— Start Exercise inputs —

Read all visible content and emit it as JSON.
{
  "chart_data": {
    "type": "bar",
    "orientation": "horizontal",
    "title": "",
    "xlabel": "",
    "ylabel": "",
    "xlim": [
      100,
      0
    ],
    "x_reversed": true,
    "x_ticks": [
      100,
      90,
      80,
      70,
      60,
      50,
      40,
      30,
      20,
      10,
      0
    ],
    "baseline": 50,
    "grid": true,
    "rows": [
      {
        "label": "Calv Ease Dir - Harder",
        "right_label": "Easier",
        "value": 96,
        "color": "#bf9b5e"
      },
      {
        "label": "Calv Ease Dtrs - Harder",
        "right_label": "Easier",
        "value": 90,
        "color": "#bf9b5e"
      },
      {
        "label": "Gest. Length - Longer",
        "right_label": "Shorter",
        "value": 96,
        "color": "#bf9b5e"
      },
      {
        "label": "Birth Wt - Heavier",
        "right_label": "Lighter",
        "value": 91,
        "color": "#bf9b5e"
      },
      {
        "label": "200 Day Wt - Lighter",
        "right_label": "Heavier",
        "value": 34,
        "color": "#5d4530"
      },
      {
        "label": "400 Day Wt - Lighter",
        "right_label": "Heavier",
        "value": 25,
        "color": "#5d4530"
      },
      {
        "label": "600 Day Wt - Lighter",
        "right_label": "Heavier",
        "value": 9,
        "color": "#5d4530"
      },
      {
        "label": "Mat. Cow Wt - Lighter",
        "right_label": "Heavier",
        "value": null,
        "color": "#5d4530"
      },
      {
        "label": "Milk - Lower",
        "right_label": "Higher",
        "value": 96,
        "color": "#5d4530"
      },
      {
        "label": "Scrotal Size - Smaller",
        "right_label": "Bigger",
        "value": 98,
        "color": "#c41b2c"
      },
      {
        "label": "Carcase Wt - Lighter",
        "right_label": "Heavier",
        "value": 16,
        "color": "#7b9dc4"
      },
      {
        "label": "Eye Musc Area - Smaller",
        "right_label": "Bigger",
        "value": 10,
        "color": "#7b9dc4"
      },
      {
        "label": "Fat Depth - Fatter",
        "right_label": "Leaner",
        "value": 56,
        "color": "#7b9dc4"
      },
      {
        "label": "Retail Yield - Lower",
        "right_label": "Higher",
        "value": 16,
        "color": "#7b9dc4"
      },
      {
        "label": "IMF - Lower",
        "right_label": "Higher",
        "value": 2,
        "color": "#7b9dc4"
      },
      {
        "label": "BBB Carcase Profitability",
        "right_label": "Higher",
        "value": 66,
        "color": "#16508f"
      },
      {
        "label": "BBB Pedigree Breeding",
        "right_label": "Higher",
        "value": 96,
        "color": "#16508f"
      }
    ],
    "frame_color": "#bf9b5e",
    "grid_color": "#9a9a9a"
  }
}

— End Exercise inputs —
— Start Exercise inputs —

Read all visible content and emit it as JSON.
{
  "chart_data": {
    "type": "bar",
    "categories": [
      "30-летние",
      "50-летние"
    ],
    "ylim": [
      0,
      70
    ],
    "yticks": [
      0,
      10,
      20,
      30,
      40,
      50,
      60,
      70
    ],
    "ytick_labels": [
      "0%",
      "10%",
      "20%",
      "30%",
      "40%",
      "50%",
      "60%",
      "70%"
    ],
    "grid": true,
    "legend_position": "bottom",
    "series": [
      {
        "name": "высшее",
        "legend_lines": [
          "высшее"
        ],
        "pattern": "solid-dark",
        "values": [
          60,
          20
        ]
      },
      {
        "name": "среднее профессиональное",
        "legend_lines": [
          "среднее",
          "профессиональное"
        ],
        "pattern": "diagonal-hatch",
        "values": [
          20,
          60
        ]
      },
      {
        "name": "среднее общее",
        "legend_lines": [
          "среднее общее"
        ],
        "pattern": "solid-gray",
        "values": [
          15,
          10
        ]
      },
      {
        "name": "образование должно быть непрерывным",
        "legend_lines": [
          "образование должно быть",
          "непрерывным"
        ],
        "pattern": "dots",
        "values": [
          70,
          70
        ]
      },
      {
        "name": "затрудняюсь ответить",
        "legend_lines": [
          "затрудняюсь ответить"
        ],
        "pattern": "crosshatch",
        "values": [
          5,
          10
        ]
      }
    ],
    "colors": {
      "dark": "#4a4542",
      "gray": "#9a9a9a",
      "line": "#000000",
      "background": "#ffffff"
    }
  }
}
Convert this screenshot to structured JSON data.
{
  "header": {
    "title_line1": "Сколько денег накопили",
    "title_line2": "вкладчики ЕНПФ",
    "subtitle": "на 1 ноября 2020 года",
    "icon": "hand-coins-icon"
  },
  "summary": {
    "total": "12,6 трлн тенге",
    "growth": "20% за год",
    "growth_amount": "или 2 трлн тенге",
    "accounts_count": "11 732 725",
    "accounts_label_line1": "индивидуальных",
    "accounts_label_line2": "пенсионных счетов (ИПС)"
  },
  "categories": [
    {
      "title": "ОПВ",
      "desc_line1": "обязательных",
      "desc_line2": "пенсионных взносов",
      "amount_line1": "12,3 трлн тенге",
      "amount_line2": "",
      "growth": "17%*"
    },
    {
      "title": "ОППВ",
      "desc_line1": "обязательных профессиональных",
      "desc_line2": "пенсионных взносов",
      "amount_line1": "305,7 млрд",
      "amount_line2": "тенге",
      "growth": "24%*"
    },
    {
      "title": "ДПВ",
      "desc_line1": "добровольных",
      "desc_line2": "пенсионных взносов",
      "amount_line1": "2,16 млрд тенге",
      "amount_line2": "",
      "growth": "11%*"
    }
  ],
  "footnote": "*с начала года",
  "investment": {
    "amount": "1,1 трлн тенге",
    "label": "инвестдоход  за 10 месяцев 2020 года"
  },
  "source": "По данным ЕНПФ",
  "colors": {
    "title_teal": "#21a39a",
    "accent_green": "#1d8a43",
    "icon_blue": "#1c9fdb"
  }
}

— End Exercise inputs —

What the exercise asks :: Tally up the lines in the records that contain the word "Smaller" and give only the total.

Task output :: 2